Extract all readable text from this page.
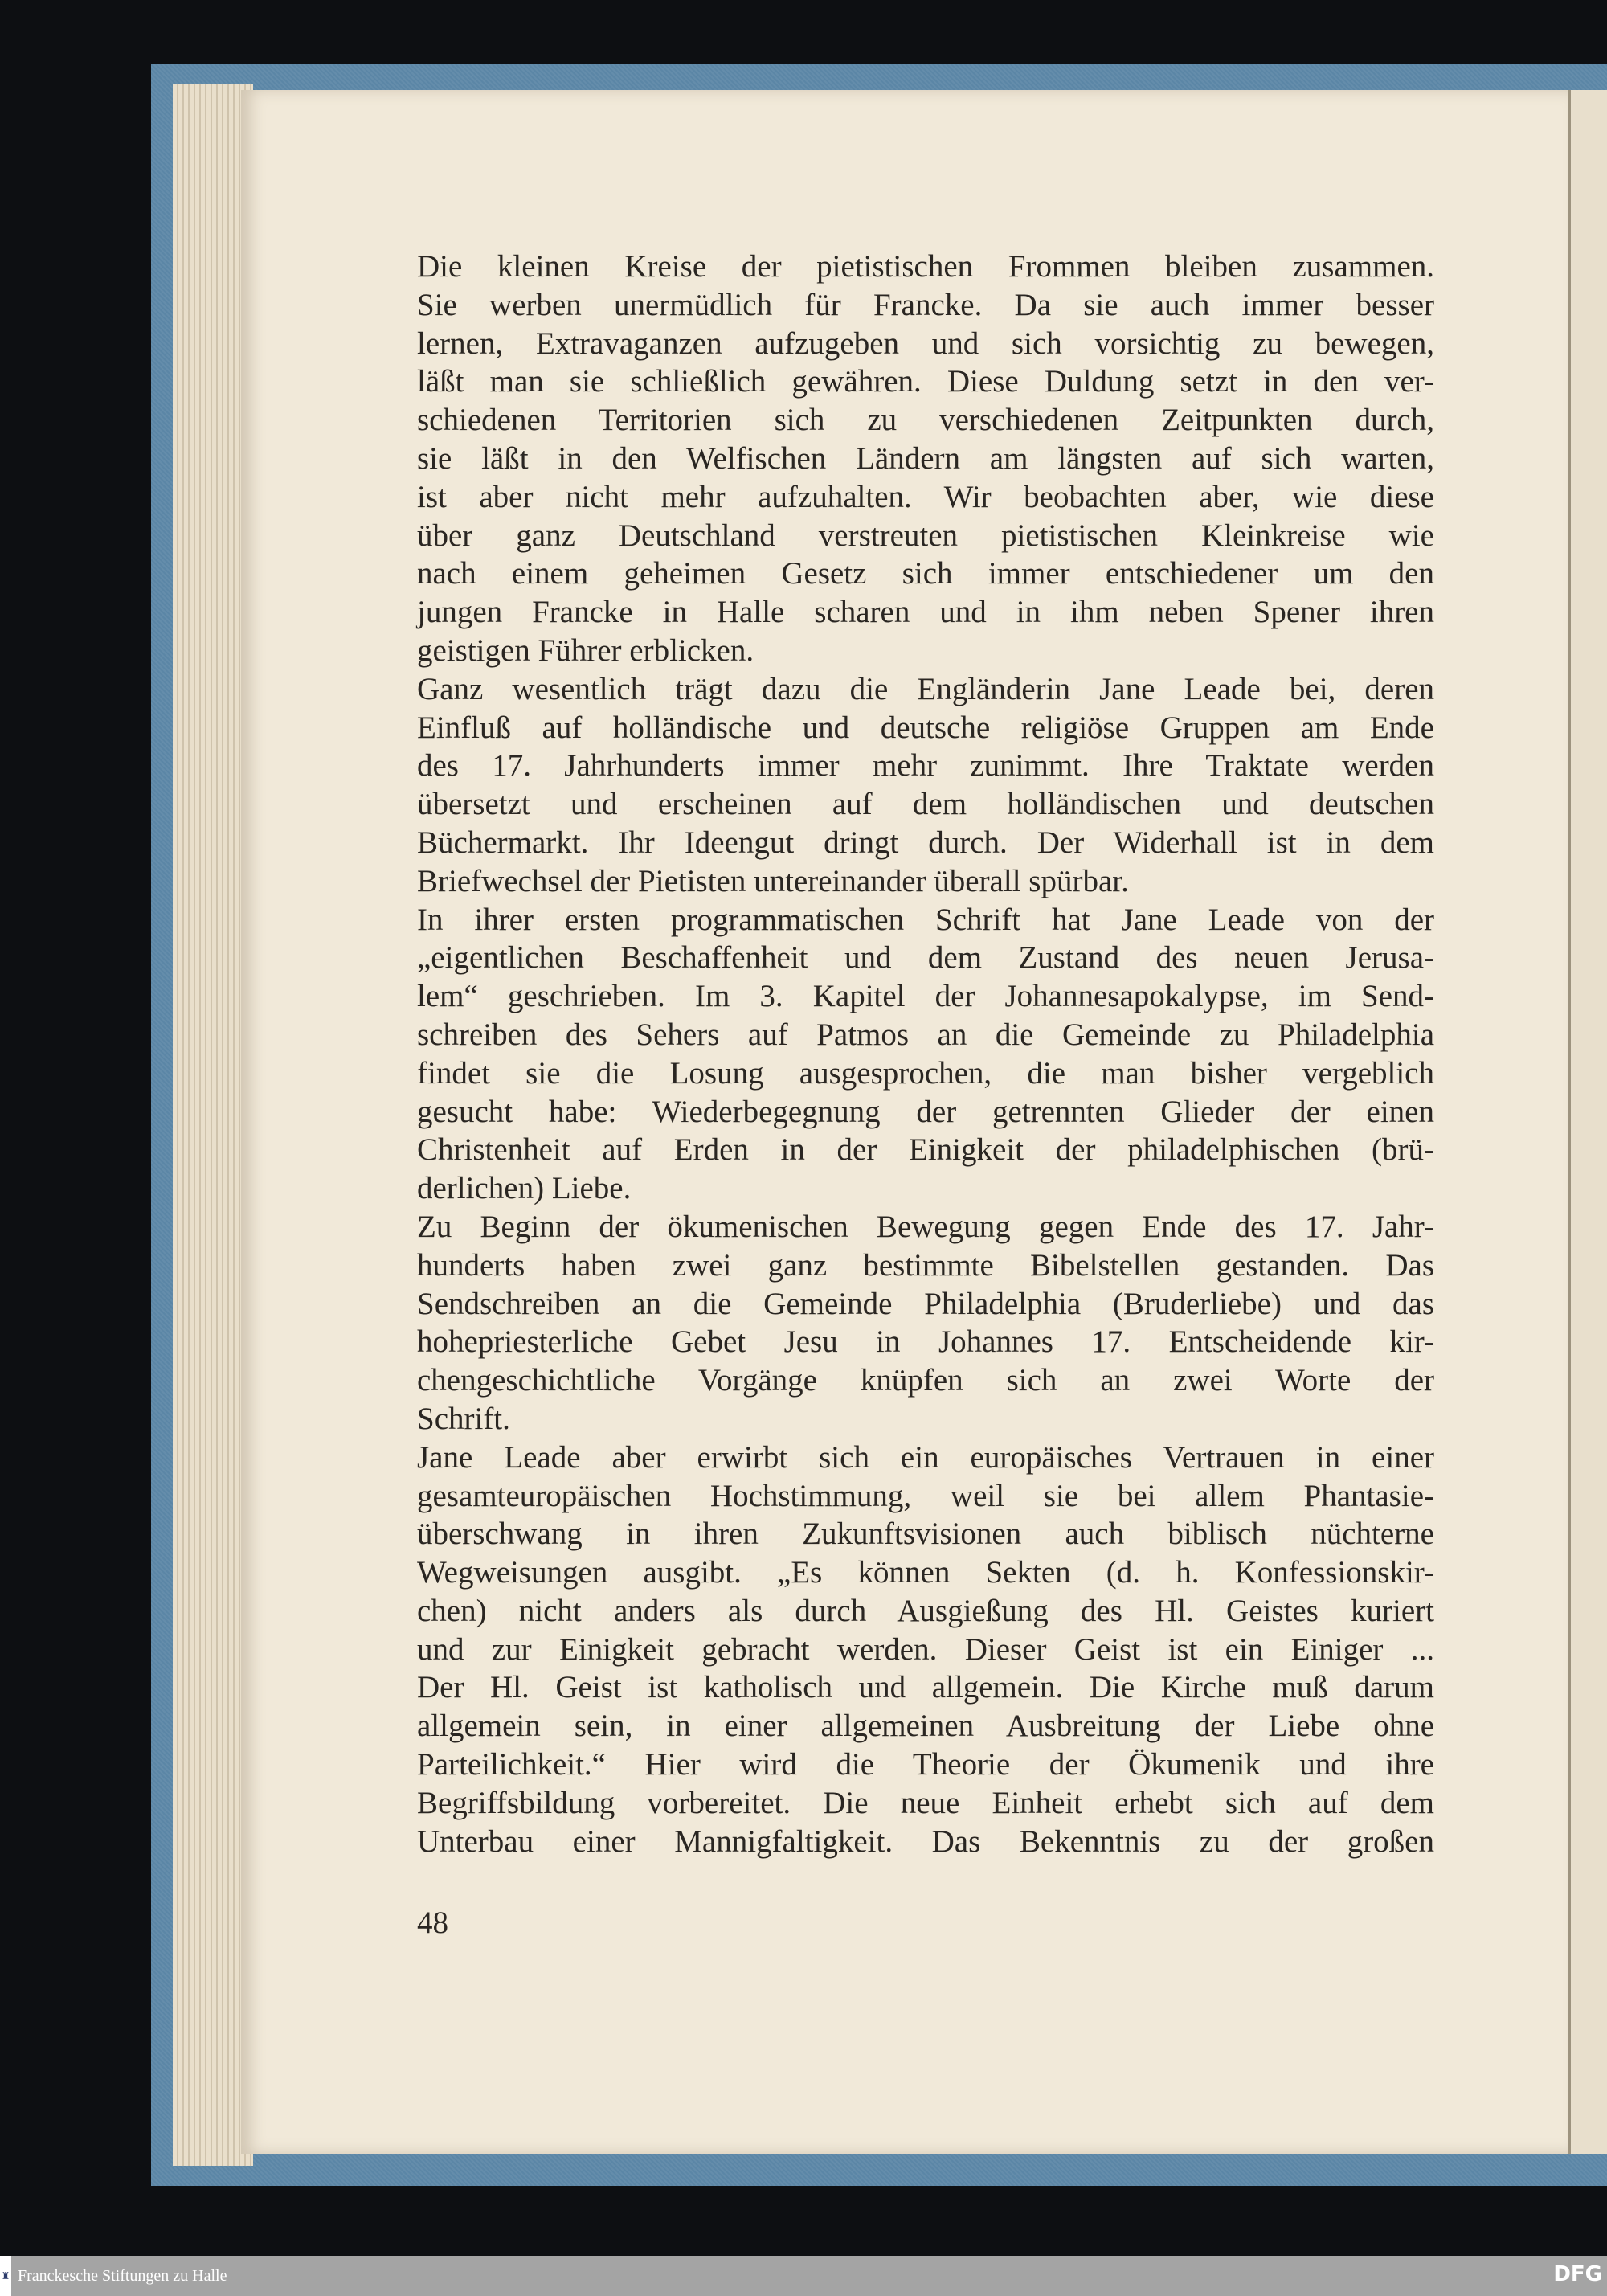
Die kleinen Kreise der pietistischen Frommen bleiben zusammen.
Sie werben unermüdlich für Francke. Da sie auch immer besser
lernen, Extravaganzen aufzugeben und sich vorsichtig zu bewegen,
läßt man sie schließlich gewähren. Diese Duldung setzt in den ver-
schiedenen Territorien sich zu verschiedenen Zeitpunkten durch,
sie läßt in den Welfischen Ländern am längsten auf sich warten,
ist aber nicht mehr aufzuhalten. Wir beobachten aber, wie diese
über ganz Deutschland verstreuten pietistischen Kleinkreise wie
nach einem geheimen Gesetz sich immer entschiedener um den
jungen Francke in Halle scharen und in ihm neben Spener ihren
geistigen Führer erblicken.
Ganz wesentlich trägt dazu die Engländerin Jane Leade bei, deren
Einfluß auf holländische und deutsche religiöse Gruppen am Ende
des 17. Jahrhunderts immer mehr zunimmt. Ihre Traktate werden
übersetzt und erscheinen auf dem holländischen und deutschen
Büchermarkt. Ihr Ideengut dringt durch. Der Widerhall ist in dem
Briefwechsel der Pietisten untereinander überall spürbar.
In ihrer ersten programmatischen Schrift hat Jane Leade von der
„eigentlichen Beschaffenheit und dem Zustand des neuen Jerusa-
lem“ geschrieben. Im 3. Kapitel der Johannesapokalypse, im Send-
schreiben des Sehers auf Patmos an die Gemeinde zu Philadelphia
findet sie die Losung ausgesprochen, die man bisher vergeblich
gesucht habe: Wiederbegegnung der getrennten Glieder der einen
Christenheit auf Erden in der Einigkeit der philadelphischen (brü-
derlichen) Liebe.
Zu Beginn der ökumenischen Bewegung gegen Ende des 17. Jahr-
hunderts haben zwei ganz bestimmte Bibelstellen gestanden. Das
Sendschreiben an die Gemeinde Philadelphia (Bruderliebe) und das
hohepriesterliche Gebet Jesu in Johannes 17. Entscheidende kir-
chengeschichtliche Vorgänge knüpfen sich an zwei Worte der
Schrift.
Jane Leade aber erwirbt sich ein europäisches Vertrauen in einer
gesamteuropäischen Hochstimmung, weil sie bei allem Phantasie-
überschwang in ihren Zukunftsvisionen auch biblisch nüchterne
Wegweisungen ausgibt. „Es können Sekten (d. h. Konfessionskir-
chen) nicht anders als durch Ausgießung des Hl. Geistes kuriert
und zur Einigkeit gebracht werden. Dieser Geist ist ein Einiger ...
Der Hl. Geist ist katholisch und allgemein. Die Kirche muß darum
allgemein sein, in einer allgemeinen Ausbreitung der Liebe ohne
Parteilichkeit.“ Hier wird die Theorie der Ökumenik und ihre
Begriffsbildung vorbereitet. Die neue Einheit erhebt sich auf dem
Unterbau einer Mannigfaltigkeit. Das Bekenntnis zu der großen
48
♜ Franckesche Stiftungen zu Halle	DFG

----------------------------------------

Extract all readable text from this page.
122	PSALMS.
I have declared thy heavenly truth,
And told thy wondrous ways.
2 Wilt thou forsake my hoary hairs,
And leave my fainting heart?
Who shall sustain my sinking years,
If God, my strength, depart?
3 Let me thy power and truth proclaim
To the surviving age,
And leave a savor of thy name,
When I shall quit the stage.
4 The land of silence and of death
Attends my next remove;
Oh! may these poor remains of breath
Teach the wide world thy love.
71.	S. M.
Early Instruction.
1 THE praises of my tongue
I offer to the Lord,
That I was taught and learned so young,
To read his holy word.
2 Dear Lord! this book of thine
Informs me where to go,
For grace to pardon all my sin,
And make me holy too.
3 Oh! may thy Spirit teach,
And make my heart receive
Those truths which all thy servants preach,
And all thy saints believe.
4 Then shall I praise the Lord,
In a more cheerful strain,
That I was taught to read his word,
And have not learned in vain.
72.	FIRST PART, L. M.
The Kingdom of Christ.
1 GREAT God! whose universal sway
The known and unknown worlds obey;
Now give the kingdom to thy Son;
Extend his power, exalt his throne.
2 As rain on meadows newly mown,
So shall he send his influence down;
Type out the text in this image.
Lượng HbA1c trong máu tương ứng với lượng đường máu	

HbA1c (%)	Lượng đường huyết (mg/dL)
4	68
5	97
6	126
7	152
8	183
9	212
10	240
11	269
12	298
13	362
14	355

----------------------------------------

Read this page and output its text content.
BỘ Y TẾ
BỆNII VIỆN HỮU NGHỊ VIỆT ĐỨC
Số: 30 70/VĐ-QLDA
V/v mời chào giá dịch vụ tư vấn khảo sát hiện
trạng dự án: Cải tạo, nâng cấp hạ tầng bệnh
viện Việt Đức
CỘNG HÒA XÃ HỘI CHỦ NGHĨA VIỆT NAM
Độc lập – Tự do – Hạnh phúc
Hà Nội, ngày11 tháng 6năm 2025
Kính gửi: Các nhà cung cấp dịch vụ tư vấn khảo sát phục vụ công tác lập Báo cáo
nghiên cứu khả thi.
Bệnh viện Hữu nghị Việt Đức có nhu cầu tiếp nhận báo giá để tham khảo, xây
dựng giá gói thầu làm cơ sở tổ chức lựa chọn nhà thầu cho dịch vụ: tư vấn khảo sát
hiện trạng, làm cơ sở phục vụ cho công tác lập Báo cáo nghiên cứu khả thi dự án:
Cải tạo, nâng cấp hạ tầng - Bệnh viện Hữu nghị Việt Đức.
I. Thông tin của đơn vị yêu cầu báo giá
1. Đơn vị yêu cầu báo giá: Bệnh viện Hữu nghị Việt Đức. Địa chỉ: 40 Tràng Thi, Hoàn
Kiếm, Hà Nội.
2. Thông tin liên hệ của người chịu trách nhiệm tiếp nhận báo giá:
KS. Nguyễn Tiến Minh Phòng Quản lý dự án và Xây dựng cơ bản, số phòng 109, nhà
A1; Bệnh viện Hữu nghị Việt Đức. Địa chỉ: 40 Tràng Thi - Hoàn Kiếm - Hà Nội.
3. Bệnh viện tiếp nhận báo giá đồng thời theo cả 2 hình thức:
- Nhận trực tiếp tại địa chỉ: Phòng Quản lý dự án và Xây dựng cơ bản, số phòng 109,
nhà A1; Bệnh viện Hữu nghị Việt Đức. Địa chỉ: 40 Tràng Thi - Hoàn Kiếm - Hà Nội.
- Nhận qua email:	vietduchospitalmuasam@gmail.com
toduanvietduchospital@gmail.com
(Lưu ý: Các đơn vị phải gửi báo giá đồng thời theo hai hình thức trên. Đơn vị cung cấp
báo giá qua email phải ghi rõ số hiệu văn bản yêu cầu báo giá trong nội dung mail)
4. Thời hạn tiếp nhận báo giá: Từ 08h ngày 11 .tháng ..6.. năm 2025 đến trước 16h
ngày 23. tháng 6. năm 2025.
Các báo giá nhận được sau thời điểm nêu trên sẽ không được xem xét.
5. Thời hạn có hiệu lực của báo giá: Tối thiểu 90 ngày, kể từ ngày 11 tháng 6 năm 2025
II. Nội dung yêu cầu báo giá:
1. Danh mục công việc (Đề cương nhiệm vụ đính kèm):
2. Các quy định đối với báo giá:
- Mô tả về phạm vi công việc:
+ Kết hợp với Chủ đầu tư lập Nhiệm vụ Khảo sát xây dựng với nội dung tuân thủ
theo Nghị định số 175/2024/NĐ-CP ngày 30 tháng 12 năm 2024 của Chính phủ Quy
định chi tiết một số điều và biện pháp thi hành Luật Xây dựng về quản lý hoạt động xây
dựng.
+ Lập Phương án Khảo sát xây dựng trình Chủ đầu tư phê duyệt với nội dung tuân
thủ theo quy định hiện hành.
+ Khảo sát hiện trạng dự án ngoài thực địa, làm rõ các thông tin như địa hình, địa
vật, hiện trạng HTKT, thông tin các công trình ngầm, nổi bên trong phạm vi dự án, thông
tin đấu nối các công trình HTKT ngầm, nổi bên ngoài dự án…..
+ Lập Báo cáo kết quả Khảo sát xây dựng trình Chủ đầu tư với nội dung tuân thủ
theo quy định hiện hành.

----------------------------------------

#### Brief:
Copy each line that holds the word "zwei".

#### Solution to the exercise:
hunderts haben zwei ganz bestimmte Bibelstellen gestanden. Das
chengeschichtliche Vorgänge knüpfen sich an zwei Worte der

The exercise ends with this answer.